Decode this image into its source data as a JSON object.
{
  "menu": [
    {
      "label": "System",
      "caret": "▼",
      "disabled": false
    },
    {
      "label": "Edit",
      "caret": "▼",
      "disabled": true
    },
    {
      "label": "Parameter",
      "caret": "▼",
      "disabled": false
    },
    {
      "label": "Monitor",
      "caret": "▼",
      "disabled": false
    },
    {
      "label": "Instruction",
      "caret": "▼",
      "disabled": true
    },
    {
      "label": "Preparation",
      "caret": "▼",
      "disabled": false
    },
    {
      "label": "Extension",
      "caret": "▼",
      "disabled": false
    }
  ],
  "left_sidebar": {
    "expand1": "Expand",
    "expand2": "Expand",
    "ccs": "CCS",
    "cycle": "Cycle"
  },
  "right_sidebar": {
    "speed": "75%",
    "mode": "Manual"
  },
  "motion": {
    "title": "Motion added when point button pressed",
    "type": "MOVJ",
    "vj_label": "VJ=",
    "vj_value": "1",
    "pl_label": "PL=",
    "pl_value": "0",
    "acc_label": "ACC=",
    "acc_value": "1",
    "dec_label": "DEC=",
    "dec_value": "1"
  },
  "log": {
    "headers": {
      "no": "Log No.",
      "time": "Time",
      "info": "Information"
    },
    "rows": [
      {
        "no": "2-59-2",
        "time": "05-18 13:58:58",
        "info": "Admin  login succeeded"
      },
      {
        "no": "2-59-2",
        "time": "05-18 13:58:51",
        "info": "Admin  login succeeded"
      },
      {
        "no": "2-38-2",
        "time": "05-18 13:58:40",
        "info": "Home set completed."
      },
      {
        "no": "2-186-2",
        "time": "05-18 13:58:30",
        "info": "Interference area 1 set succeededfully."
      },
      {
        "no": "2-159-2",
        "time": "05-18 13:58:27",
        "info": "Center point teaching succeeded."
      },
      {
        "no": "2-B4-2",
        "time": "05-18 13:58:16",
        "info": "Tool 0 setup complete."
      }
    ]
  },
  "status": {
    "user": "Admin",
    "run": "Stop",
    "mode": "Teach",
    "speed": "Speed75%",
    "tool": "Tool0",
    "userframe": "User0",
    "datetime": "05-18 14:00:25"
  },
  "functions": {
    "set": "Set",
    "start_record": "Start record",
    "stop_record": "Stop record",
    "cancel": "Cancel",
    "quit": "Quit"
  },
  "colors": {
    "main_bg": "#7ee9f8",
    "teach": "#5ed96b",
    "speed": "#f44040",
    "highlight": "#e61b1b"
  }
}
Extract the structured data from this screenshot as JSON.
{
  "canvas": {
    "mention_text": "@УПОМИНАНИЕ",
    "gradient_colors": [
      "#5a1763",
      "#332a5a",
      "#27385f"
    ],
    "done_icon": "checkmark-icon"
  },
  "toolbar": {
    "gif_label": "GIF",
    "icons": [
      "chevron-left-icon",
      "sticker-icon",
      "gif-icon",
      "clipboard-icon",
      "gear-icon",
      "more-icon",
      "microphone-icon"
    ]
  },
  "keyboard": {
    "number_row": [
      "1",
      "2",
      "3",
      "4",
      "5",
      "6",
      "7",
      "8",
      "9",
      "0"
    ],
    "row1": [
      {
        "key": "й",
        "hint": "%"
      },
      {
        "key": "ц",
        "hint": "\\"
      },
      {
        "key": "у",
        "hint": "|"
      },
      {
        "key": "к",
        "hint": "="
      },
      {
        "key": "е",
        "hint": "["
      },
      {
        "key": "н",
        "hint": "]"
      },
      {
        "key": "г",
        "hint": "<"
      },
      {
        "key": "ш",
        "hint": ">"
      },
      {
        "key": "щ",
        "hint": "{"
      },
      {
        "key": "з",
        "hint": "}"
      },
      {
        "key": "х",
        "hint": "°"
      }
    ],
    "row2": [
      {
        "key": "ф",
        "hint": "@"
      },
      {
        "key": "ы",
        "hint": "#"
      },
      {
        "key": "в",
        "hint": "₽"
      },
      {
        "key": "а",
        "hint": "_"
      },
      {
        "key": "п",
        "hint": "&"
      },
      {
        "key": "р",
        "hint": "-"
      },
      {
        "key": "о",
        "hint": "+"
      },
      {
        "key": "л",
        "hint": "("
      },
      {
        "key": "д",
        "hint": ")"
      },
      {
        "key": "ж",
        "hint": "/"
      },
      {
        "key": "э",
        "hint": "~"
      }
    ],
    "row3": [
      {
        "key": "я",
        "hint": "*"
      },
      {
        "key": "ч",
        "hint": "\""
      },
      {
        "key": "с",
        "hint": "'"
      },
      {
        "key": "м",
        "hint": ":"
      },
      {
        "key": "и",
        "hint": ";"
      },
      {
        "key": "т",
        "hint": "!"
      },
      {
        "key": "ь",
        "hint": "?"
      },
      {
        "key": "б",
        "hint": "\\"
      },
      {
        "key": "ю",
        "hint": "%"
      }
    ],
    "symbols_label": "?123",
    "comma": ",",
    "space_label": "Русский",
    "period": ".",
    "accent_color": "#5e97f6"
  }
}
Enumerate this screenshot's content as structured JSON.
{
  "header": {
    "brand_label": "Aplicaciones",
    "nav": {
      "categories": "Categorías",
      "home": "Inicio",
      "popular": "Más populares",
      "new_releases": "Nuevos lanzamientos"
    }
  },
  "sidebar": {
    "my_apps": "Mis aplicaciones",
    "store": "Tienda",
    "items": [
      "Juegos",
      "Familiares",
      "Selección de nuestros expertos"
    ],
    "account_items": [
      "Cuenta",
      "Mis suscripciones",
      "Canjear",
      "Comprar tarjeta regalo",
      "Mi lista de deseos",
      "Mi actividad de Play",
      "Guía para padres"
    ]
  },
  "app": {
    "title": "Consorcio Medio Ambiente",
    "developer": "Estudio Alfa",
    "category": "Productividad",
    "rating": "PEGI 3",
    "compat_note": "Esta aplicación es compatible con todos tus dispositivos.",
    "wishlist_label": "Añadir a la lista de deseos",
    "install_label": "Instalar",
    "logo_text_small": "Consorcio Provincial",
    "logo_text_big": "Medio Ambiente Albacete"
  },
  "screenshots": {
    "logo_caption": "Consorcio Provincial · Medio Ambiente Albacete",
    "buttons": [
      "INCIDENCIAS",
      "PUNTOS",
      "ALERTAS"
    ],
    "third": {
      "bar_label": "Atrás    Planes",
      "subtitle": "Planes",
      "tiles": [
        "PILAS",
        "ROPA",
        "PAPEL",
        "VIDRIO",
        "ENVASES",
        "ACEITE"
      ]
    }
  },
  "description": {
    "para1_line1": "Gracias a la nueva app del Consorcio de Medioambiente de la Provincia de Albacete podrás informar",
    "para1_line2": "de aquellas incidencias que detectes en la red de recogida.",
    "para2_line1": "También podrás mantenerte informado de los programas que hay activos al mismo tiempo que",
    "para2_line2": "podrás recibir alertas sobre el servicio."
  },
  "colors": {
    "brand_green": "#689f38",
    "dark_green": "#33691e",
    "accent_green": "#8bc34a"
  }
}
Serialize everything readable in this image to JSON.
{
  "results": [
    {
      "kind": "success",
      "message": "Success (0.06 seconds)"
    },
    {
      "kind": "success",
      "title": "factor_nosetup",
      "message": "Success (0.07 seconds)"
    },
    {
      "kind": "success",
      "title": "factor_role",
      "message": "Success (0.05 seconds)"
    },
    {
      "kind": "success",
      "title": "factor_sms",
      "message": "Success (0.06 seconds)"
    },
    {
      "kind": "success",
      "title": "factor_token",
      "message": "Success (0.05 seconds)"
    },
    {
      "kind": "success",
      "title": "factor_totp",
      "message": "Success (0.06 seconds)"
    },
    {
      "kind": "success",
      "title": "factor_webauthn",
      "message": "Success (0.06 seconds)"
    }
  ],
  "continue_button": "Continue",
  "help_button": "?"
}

-=-=-=-=-

▶ **Objective**
Of the lines in the entries, how many include the word "deseos"? State only the number.

▶ **Solution for this exercise**
2